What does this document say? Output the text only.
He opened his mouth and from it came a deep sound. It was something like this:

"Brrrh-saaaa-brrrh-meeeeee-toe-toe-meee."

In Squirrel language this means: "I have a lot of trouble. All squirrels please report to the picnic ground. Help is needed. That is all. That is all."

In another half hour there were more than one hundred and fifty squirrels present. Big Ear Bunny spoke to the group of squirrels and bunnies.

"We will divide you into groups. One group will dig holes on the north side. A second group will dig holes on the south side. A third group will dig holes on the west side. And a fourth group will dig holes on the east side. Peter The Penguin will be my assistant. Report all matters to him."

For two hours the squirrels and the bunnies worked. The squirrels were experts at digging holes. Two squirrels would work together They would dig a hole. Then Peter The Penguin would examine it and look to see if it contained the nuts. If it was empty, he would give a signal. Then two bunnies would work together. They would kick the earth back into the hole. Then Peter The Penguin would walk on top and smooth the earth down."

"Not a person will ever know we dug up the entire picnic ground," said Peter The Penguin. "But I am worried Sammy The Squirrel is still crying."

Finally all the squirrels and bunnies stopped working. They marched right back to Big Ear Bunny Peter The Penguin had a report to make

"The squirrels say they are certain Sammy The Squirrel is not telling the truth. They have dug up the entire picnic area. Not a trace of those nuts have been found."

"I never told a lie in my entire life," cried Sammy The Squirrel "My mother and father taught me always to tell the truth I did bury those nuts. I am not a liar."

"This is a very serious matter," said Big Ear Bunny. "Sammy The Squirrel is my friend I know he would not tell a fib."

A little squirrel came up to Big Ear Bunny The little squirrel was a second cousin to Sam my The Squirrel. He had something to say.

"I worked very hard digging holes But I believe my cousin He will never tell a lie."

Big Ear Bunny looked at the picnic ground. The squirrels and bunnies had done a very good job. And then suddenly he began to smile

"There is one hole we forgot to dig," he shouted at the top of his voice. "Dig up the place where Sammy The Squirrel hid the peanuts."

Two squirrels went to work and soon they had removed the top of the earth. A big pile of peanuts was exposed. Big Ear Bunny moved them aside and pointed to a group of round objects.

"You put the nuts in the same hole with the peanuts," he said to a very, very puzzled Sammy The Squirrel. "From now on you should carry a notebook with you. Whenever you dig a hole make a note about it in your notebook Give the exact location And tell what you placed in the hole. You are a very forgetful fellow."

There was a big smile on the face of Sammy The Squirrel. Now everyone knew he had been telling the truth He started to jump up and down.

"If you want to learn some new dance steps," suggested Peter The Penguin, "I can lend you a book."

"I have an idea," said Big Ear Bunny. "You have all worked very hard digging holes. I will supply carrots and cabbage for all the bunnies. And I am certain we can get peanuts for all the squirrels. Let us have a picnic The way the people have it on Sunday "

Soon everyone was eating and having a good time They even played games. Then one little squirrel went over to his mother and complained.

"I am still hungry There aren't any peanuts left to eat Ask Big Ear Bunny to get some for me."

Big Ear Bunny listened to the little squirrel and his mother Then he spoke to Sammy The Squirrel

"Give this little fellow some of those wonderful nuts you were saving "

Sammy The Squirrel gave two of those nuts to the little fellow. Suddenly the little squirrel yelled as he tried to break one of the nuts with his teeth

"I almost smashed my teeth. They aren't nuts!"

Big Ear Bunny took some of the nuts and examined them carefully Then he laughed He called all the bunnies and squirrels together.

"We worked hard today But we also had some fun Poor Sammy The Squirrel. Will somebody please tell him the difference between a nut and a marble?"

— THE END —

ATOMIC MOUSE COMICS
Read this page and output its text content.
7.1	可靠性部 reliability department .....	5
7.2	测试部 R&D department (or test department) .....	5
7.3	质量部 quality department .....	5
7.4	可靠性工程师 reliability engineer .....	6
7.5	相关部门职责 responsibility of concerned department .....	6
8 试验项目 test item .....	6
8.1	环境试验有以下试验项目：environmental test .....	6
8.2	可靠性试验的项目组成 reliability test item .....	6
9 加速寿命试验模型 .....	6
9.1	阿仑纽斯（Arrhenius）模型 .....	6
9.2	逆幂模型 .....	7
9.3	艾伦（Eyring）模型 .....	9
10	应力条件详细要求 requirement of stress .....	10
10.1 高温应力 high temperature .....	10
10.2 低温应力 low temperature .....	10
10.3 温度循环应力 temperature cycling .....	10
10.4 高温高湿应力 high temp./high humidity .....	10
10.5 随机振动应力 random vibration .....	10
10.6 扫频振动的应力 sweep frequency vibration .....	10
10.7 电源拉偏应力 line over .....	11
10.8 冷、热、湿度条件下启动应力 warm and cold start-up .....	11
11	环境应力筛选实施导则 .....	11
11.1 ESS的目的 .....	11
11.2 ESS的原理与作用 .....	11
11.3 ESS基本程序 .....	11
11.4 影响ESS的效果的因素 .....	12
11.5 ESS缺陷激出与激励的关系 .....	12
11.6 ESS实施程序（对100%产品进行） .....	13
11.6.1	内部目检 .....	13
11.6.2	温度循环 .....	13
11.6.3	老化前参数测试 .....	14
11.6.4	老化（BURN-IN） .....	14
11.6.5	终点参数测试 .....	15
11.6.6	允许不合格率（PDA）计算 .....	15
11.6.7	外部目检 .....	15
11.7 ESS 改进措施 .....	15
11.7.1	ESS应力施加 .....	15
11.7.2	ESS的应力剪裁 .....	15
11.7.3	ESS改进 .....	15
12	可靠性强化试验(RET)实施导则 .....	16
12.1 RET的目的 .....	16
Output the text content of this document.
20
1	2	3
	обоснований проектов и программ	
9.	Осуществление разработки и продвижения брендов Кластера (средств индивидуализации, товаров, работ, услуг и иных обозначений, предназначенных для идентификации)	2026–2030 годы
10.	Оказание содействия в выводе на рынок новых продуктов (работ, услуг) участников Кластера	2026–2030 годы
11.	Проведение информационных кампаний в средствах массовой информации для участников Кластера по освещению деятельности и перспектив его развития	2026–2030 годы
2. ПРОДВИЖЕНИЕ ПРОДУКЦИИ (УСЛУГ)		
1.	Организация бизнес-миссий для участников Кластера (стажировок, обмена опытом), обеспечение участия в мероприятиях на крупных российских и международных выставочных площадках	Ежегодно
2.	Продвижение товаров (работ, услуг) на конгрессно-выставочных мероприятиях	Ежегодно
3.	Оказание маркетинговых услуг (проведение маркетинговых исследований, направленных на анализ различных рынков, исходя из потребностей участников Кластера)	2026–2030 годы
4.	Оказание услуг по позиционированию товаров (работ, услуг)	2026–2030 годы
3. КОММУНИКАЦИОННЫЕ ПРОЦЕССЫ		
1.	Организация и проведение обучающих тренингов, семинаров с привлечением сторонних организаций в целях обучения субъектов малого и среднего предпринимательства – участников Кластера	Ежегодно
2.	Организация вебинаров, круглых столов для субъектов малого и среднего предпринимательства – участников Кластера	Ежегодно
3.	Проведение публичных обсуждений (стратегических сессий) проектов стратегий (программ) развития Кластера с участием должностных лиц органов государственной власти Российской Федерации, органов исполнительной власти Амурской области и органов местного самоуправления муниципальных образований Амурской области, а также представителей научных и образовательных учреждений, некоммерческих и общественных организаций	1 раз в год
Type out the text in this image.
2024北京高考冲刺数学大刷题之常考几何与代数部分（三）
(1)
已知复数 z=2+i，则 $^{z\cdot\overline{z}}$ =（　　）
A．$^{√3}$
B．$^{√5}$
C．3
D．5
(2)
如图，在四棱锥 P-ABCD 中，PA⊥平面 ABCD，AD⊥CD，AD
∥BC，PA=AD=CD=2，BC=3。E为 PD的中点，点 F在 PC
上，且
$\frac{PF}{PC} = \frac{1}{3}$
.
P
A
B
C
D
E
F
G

Problem to work on: Extract all of the data exactly as written.

Written response:
What does this document say? Output the text only.
He opened his mouth and from it came a deep sound. It was something like this:

"Brrrh-saaaa-brrrh-meeeeee-toe-toe-meee."

In Squirrel language this means: "I have a lot of trouble. All squirrels please report to the picnic ground. Help is needed. That is all. That is all."

In another half hour there were more than one hundred and fifty squirrels present. Big Ear Bunny spoke to the group of squirrels and bunnies.

"We will divide you into groups. One group will dig holes on the north side. A second group will dig holes on the south side. A third group will dig holes on the west side. And a fourth group will dig holes on the east side. Peter The Penguin will be my assistant. Report all matters to him."

For two hours the squirrels and the bunnies worked. The squirrels were experts at digging holes. Two squirrels would work together They would dig a hole. Then Peter The Penguin would examine it and look to see if it contained the nuts. If it was empty, he would give a signal. Then two bunnies would work together. They would kick the earth back into the hole. Then Peter The Penguin would walk on top and smooth the earth down."

"Not a person will ever know we dug up the entire picnic ground," said Peter The Penguin. "But I am worried Sammy The Squirrel is still crying."

Finally all the squirrels and bunnies stopped working. They marched right back to Big Ear Bunny Peter The Penguin had a report to make

"The squirrels say they are certain Sammy The Squirrel is not telling the truth. They have dug up the entire picnic area. Not a trace of those nuts have been found."

"I never told a lie in my entire life," cried Sammy The Squirrel "My mother and father taught me always to tell the truth I did bury those nuts. I am not a liar."

"This is a very serious matter," said Big Ear Bunny. "Sammy The Squirrel is my friend I know he would not tell a fib."

A little squirrel came up to Big Ear Bunny The little squirrel was a second cousin to Sam my The Squirrel. He had something to say.

"I worked very hard digging holes But I believe my cousin He will never tell a lie."

Big Ear Bunny looked at the picnic ground. The squirrels and bunnies had done a very good job. And then suddenly he began to smile

"There is one hole we forgot to dig," he shouted at the top of his voice. "Dig up the place where Sammy The Squirrel hid the peanuts."

Two squirrels went to work and soon they had removed the top of the earth. A big pile of peanuts was exposed. Big Ear Bunny moved them aside and pointed to a group of round objects.

"You put the nuts in the same hole with the peanuts," he said to a very, very puzzled Sammy The Squirrel. "From now on you should carry a notebook with you. Whenever you dig a hole make a note about it in your notebook Give the exact location And tell what you placed in the hole. You are a very forgetful fellow."

There was a big smile on the face of Sammy The Squirrel. Now everyone knew he had been telling the truth He started to jump up and down.

"If you want to learn some new dance steps," suggested Peter The Penguin, "I can lend you a book."

"I have an idea," said Big Ear Bunny. "You have all worked very hard digging holes. I will supply carrots and cabbage for all the bunnies. And I am certain we can get peanuts for all the squirrels. Let us have a picnic The way the people have it on Sunday "

Soon everyone was eating and having a good time They even played games. Then one little squirrel went over to his mother and complained.

"I am still hungry There aren't any peanuts left to eat Ask Big Ear Bunny to get some for me."

Big Ear Bunny listened to the little squirrel and his mother Then he spoke to Sammy The Squirrel

"Give this little fellow some of those wonderful nuts you were saving "

Sammy The Squirrel gave two of those nuts to the little fellow. Suddenly the little squirrel yelled as he tried to break one of the nuts with his teeth

"I almost smashed my teeth. They aren't nuts!"

Big Ear Bunny took some of the nuts and examined them carefully Then he laughed He called all the bunnies and squirrels together.

"We worked hard today But we also had some fun Poor Sammy The Squirrel. Will somebody please tell him the difference between a nut and a marble?"

— THE END —

ATOMIC MOUSE COMICS
Read this page and output its text content.
7.1	可靠性部 reliability department .....	5
7.2	测试部 R&D department (or test department) .....	5
7.3	质量部 quality department .....	5
7.4	可靠性工程师 reliability engineer .....	6
7.5	相关部门职责 responsibility of concerned department .....	6
8 试验项目 test item .....	6
8.1	环境试验有以下试验项目：environmental test .....	6
8.2	可靠性试验的项目组成 reliability test item .....	6
9 加速寿命试验模型 .....	6
9.1	阿仑纽斯（Arrhenius）模型 .....	6
9.2	逆幂模型 .....	7
9.3	艾伦（Eyring）模型 .....	9
10	应力条件详细要求 requirement of stress .....	10
10.1 高温应力 high temperature .....	10
10.2 低温应力 low temperature .....	10
10.3 温度循环应力 temperature cycling .....	10
10.4 高温高湿应力 high temp./high humidity .....	10
10.5 随机振动应力 random vibration .....	10
10.6 扫频振动的应力 sweep frequency vibration .....	10
10.7 电源拉偏应力 line over .....	11
10.8 冷、热、湿度条件下启动应力 warm and cold start-up .....	11
11	环境应力筛选实施导则 .....	11
11.1 ESS的目的 .....	11
11.2 ESS的原理与作用 .....	11
11.3 ESS基本程序 .....	11
11.4 影响ESS的效果的因素 .....	12
11.5 ESS缺陷激出与激励的关系 .....	12
11.6 ESS实施程序（对100%产品进行） .....	13
11.6.1	内部目检 .....	13
11.6.2	温度循环 .....	13
11.6.3	老化前参数测试 .....	14
11.6.4	老化（BURN-IN） .....	14
11.6.5	终点参数测试 .....	15
11.6.6	允许不合格率（PDA）计算 .....	15
11.6.7	外部目检 .....	15
11.7 ESS 改进措施 .....	15
11.7.1	ESS应力施加 .....	15
11.7.2	ESS的应力剪裁 .....	15
11.7.3	ESS改进 .....	15
12	可靠性强化试验(RET)实施导则 .....	16
12.1 RET的目的 .....	16
Output the text content of this document.
20
1	2	3
	обоснований проектов и программ	
9.	Осуществление разработки и продвижения брендов Кластера (средств индивидуализации, товаров, работ, услуг и иных обозначений, предназначенных для идентификации)	2026–2030 годы
10.	Оказание содействия в выводе на рынок новых продуктов (работ, услуг) участников Кластера	2026–2030 годы
11.	Проведение информационных кампаний в средствах массовой информации для участников Кластера по освещению деятельности и перспектив его развития	2026–2030 годы
2. ПРОДВИЖЕНИЕ ПРОДУКЦИИ (УСЛУГ)		
1.	Организация бизнес-миссий для участников Кластера (стажировок, обмена опытом), обеспечение участия в мероприятиях на крупных российских и международных выставочных площадках	Ежегодно
2.	Продвижение товаров (работ, услуг) на конгрессно-выставочных мероприятиях	Ежегодно
3.	Оказание маркетинговых услуг (проведение маркетинговых исследований, направленных на анализ различных рынков, исходя из потребностей участников Кластера)	2026–2030 годы
4.	Оказание услуг по позиционированию товаров (работ, услуг)	2026–2030 годы
3. КОММУНИКАЦИОННЫЕ ПРОЦЕССЫ		
1.	Организация и проведение обучающих тренингов, семинаров с привлечением сторонних организаций в целях обучения субъектов малого и среднего предпринимательства – участников Кластера	Ежегодно
2.	Организация вебинаров, круглых столов для субъектов малого и среднего предпринимательства – участников Кластера	Ежегодно
3.	Проведение публичных обсуждений (стратегических сессий) проектов стратегий (программ) развития Кластера с участием должностных лиц органов государственной власти Российской Федерации, органов исполнительной власти Амурской области и органов местного самоуправления муниципальных образований Амурской области, а также представителей научных и образовательных учреждений, некоммерческих и общественных организаций	1 раз в год
Type out the text in this image.
2024北京高考冲刺数学大刷题之常考几何与代数部分（三）
(1)
已知复数 z=2+i，则 $^{z\cdot\overline{z}}$ =（　　）
A．$^{√3}$
B．$^{√5}$
C．3
D．5
(2)
如图，在四棱锥 P-ABCD 中，PA⊥平面 ABCD，AD⊥CD，AD
∥BC，PA=AD=CD=2，BC=3。E为 PD的中点，点 F在 PC
上，且
$\frac{PF}{PC} = \frac{1}{3}$
.
P
A
B
C
D
E
F
G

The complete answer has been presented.